Saved data entries:
-- begin --

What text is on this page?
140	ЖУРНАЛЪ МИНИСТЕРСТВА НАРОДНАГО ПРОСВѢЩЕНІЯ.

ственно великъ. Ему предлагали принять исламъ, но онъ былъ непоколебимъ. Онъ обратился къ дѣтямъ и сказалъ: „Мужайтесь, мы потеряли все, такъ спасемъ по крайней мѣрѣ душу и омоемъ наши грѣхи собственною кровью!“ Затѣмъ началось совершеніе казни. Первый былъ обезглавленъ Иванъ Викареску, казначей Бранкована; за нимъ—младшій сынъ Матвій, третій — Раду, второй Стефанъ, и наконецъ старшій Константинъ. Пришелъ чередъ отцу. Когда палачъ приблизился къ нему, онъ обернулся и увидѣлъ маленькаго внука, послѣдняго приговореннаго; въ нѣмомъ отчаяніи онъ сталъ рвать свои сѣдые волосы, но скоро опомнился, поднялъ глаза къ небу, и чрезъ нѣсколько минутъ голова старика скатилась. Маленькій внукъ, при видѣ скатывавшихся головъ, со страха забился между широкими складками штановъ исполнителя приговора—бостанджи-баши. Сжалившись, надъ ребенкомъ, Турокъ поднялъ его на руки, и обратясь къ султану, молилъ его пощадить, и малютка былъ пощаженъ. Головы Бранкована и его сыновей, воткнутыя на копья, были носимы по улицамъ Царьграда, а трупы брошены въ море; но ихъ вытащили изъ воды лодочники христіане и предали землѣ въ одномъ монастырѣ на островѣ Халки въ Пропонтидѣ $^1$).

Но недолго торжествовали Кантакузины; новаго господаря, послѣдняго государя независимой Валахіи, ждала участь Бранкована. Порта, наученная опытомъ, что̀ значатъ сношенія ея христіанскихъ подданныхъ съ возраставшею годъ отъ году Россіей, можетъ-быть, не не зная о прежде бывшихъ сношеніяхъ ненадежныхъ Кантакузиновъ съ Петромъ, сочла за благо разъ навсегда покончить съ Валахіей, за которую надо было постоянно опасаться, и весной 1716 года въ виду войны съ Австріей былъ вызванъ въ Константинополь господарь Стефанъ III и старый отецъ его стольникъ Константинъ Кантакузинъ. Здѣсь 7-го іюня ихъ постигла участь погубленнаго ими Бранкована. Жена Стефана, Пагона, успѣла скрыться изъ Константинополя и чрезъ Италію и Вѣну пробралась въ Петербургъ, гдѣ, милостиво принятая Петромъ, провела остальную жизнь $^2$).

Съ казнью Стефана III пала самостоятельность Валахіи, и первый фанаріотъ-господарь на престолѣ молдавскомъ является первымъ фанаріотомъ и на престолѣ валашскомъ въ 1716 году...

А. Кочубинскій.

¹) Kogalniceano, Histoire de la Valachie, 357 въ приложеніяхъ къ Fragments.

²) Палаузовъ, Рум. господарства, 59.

-- end --
-- begin --

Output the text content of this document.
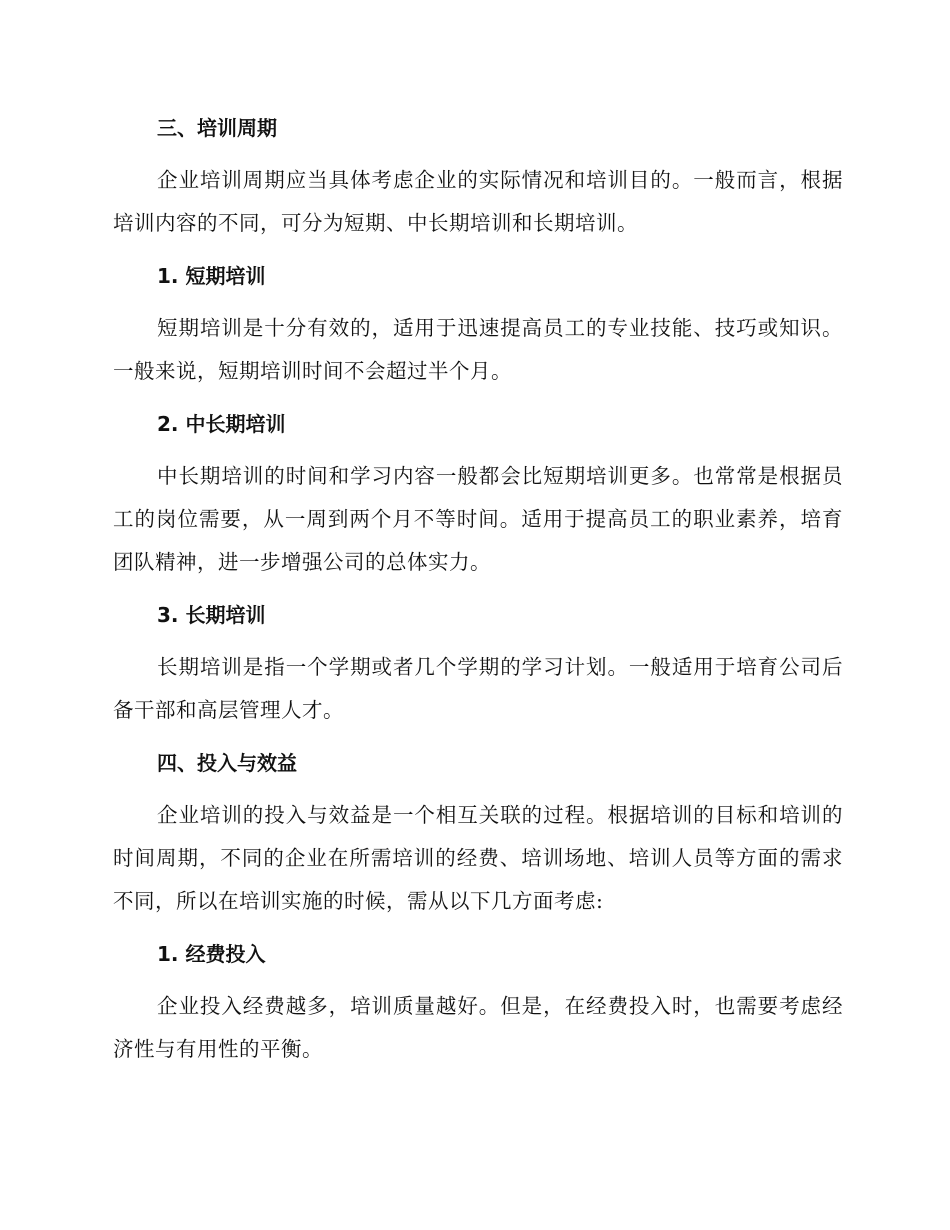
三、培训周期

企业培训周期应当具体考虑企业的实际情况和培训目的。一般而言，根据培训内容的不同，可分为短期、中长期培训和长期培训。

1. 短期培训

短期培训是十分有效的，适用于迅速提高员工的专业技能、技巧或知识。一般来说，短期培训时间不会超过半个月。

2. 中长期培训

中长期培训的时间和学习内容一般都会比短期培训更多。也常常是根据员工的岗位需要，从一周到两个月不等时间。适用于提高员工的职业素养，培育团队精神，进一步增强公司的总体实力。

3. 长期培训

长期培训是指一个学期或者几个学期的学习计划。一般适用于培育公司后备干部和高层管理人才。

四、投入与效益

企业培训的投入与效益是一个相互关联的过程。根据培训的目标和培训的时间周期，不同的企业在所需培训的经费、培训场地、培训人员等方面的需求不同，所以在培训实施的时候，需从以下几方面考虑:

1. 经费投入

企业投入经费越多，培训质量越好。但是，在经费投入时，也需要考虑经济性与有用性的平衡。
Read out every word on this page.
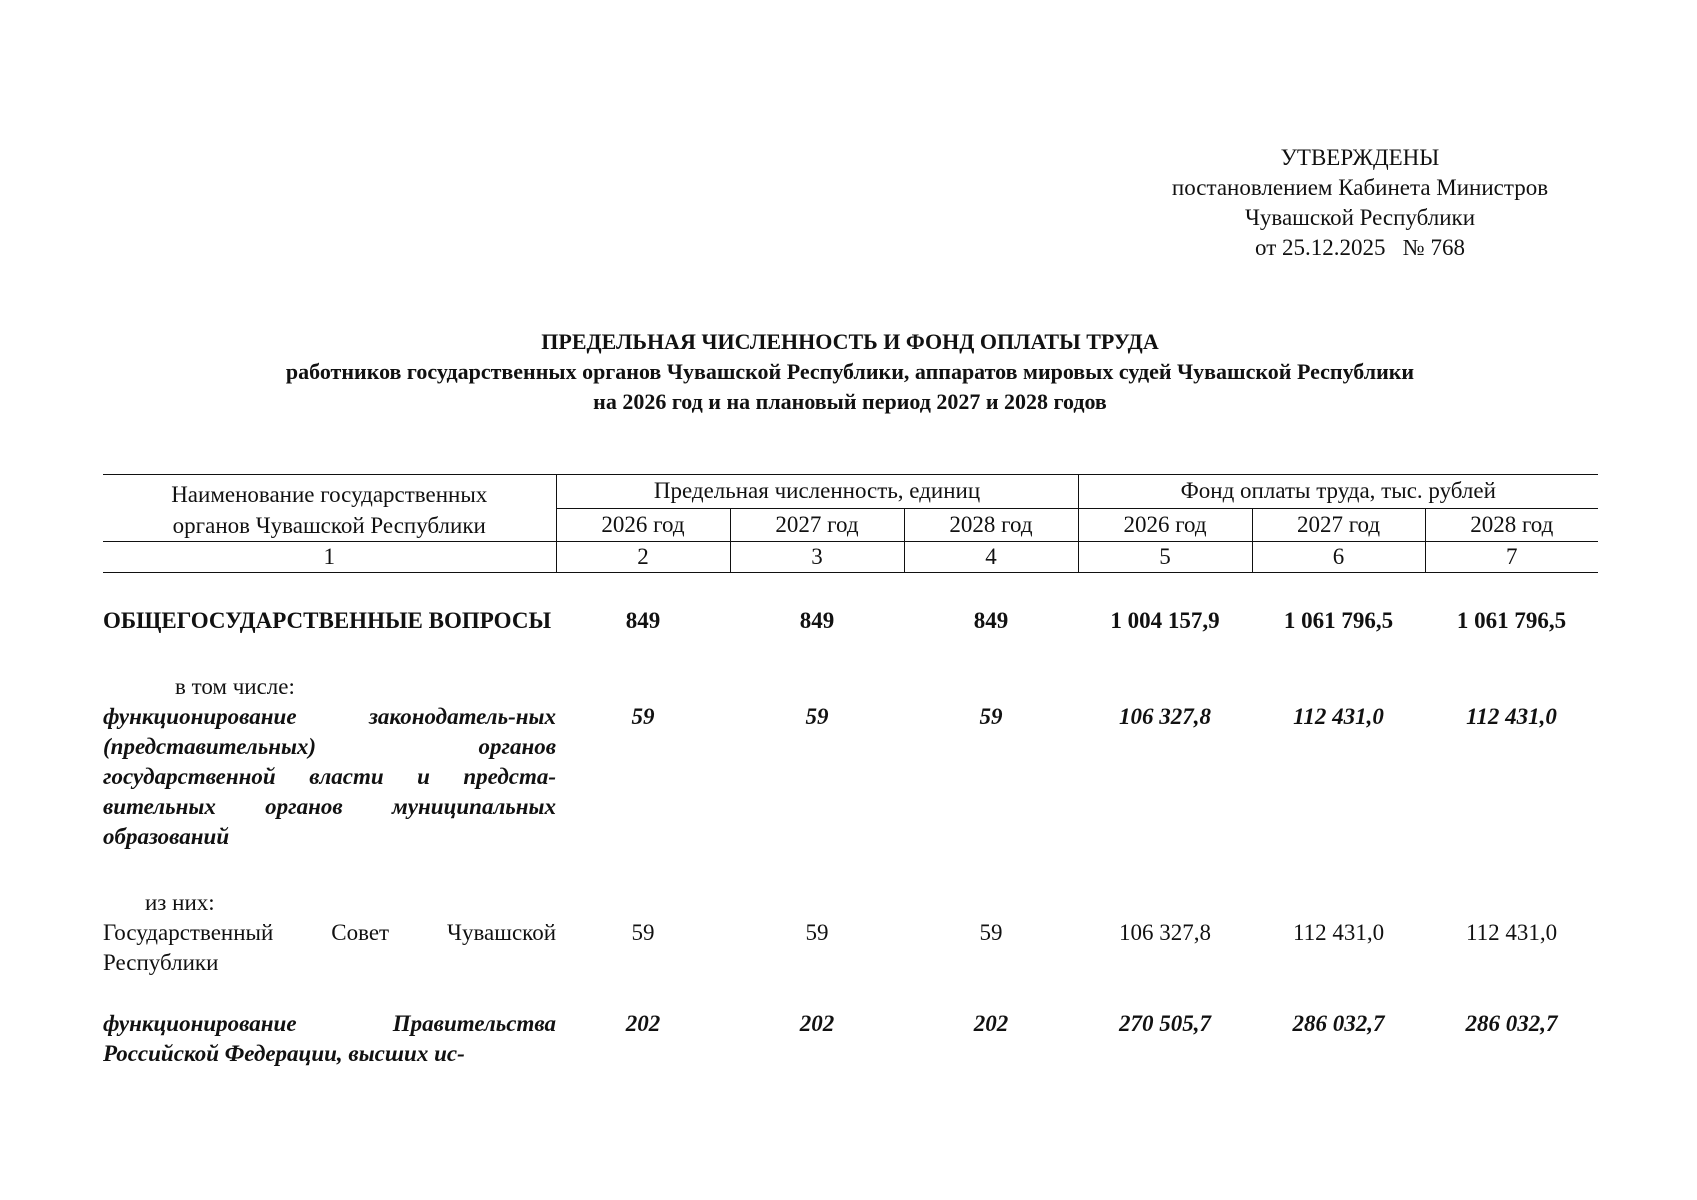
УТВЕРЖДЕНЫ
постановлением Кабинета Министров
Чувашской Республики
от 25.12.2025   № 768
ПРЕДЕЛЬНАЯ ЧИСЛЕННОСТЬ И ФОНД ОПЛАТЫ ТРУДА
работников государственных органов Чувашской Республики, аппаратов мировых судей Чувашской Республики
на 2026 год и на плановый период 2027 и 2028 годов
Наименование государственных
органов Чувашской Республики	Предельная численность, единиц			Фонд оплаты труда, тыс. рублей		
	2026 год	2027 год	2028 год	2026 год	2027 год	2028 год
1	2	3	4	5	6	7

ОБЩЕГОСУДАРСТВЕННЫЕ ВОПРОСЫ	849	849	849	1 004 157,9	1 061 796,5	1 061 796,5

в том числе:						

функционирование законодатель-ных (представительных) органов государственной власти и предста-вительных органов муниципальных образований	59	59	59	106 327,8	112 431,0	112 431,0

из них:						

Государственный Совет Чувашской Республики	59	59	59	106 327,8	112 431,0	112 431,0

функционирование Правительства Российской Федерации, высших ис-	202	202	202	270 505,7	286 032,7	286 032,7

-- end --

Exercise objective:
Select all lines in the listing that include the word "this".

Exercise result:
What text is on this page?
Output the text content of this document.
Read out every word on this page.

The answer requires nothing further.